» Selected passage:
· · · ·
Is a "Scarf joint" absolutely necessary?

Discussion in 'Luthier's Corner' started by Arnie, Apr 23, 2012.

  1. Arnie


    May 14, 2005
    Kingston, NY
    My built up neck thru has enough depth on it to actually cut the head stock angle out without making a scarf cut. Doing a scarf scares the hell out of me even though I sent some cheap sacrificial lumber to the saw blade. The cuts needed a lot of clean up.

    So could I just cut the angle out of the stock?
  2. Rickett Customs

    Rickett Customs Commercial User

    Jul 30, 2007
    Southern Maryland
    Luthier: Rickett
    That depends, on the angle that you plan on using on the headstock...... on a non-scarfed piece, (IMO, IME) I would not do any more than a 12 degree, although I normally do an 8 degree to 10 degree myself. Just remember that you are exposing more end grain of the wood, with the more that you angle it, you can however do the 13 degree, but you may want to consider capping the front and back of the headstock with veneers (that would strengthen it slightly).
  3. Big B.

    Big B.
· · · ·
» Given information:
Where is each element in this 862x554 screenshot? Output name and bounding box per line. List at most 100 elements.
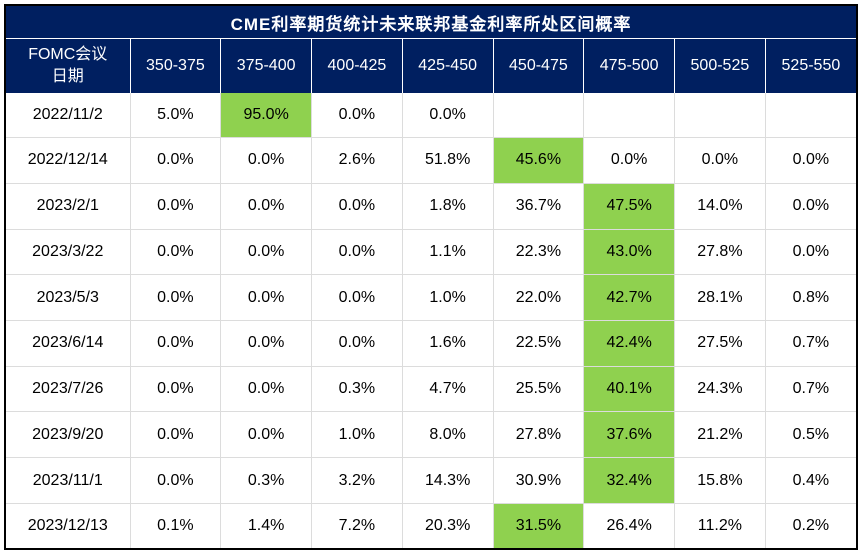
· · · ·
» What to work on:
1/ Copy the part of the scarf joint thread from "May 14, 2005" to "of the stock?".
2/ Answer these questions about the scarf joint thread:
(a) In which forum section was the discussion started?
(b) Where is Arnie located?
(c) What range of headstock angles does Rickett Customs normally use?
3/ Pick up the scarf joint thread where it stops and write the next part.
The material has no connection to the forum thread on scarf joints.

» Answers to each task:
1/
May 14, 2005
    Kingston, NY
    My built up neck thru has enough depth on it to actually cut the head stock angle out without making a scarf cut. Doing a scarf scares the hell out of me even though I sent some cheap sacrificial lumber to the saw blade. The cuts needed a lot of clean up.

    So could I just cut the angle out of the stock?

2/
(a) Luthier's Corner
(b) Kingston, NY
(c) 8 to 10 degrees

3/
    Dec 31, 2007
    Austin, TX
    I do both scarfed and non scarfed necks depending on what the instrument and the thickness of materials allow. Volutes are a common fix for reinforcing the short grain in a non scarfed angle. Personally I despise the feel and look of a volute so I route in my support rods so they run through the joint and out the headstock end like the truss rod slot. I then work them flush to the angle before I apply the headstock veneer. That being said I owned a Roscoe fretless 6 for years with a non scarfed neck. I had no more problems with it than I did with my fretted 6 Roscoe 6 with a scarfed neck. The neck on that fretless was super thin and it never had any issues.
  4. You can definitely cut it out of what you have built up. I made a neck out of poplar (with lots of reinforcement) and it hasn't had any issues.
    Not sure how many builders do it, but I do know my Pedulla is made the same way. No laminates on top or bottom either.

    Having made it that way, I'd probably do the scarf joint next time. It saves alot of wood.
  5. rythman6969


    May 29, 2007
    most definitely not . my favorite builders all do non-scarfed neck/headstocks.
    I for one can not stand the look or idea of a scarf joint. and having anymore angle than a few degrees doesnt seem to do anything. I have basses with 13 degree headstock and basses with 1 or 2 degrees. No noticeable difference in sound or playability.
  6. Musiclogic

    Musiclogic Commercial User

    Aug 6, 2005
    Southwest Michigan
    Owner/Builder: HJC Customs USA, The Cool Lute, C G O
    I have been doing non scarfed necks for years, never had a problem, I do like doing stacked headstocks now with veneered tops and backs for added substrate strength as Jason said above, but have done without for many years before that with no real problems for me or my customers. If you worry about dropping and snapping the headstock, you can add a headplate or a couple veneers on each side to stiffen it up.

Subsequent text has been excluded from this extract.